Source material =
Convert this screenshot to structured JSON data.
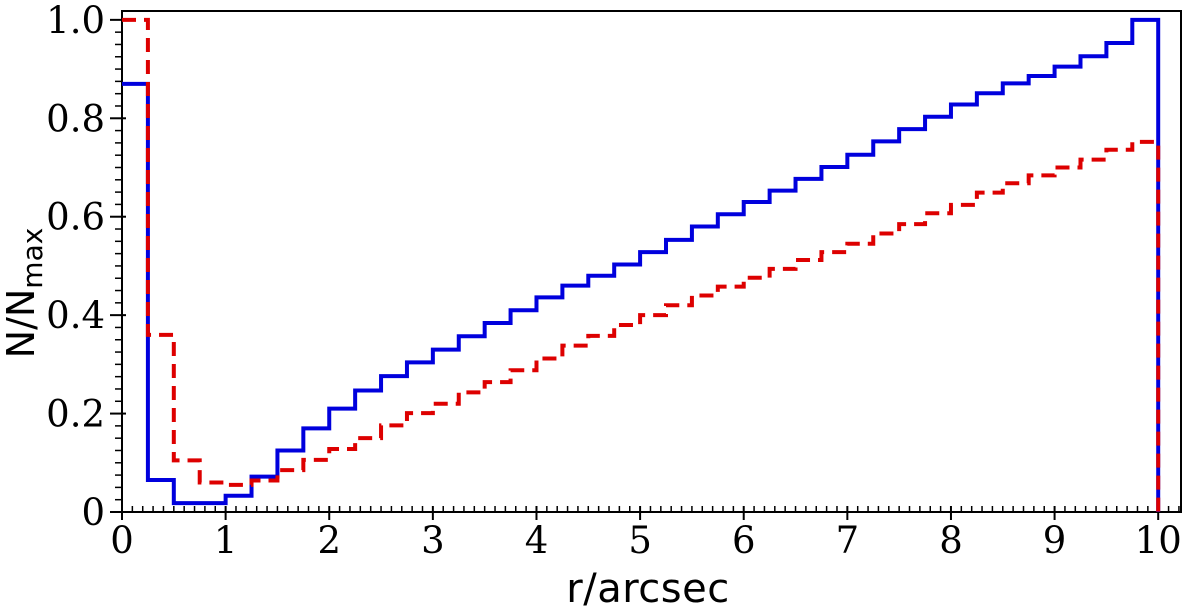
{
  "page": {
    "background": "#ffffff"
  },
  "chart_data": {
    "type": "step-histogram",
    "title": "",
    "xlabel": "r/arcsec",
    "ylabel_main": "N/N",
    "ylabel_sub": "max",
    "xlim": [
      0,
      10.22
    ],
    "ylim": [
      0,
      1.018
    ],
    "bin_start": 0,
    "bin_width": 0.25,
    "n_bins": 40,
    "grid": false,
    "legend": null,
    "frame_color": "#000000",
    "x_major_ticks": [
      0,
      1,
      2,
      3,
      4,
      5,
      6,
      7,
      8,
      9,
      10
    ],
    "x_major_labels": [
      "0",
      "1",
      "2",
      "3",
      "4",
      "5",
      "6",
      "7",
      "8",
      "9",
      "10"
    ],
    "x_minor_step": 0.1,
    "x_minor_max": 10.2,
    "y_major_ticks": [
      0,
      0.2,
      0.4,
      0.6,
      0.8,
      1.0
    ],
    "y_major_labels": [
      "0",
      "0.2",
      "0.4",
      "0.6",
      "0.8",
      "1.0"
    ],
    "y_minor_step": 0.025,
    "y_minor_max": 1.0,
    "series": [
      {
        "name": "blue-solid-histogram",
        "color": "#0000dd",
        "style": "solid",
        "line_width": 4,
        "values": [
          0.87,
          0.065,
          0.018,
          0.018,
          0.033,
          0.072,
          0.125,
          0.17,
          0.21,
          0.247,
          0.276,
          0.304,
          0.33,
          0.357,
          0.384,
          0.41,
          0.436,
          0.46,
          0.48,
          0.503,
          0.528,
          0.553,
          0.58,
          0.605,
          0.63,
          0.653,
          0.677,
          0.701,
          0.726,
          0.753,
          0.778,
          0.803,
          0.828,
          0.851,
          0.871,
          0.886,
          0.905,
          0.926,
          0.953,
          1.0
        ]
      },
      {
        "name": "red-dashed-histogram",
        "color": "#dd0000",
        "style": "dashed",
        "line_width": 4,
        "values": [
          1.0,
          0.36,
          0.105,
          0.06,
          0.055,
          0.064,
          0.085,
          0.106,
          0.128,
          0.15,
          0.176,
          0.201,
          0.22,
          0.243,
          0.264,
          0.288,
          0.312,
          0.338,
          0.358,
          0.38,
          0.4,
          0.42,
          0.44,
          0.458,
          0.476,
          0.494,
          0.512,
          0.528,
          0.545,
          0.566,
          0.585,
          0.607,
          0.624,
          0.649,
          0.668,
          0.684,
          0.7,
          0.716,
          0.736,
          0.752
        ]
      }
    ]
  }
}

Set problem = Copy each line of the listing that holds the word "name".

The reply =
        "name": "blue-solid-histogram",
        "name": "red-dashed-histogram",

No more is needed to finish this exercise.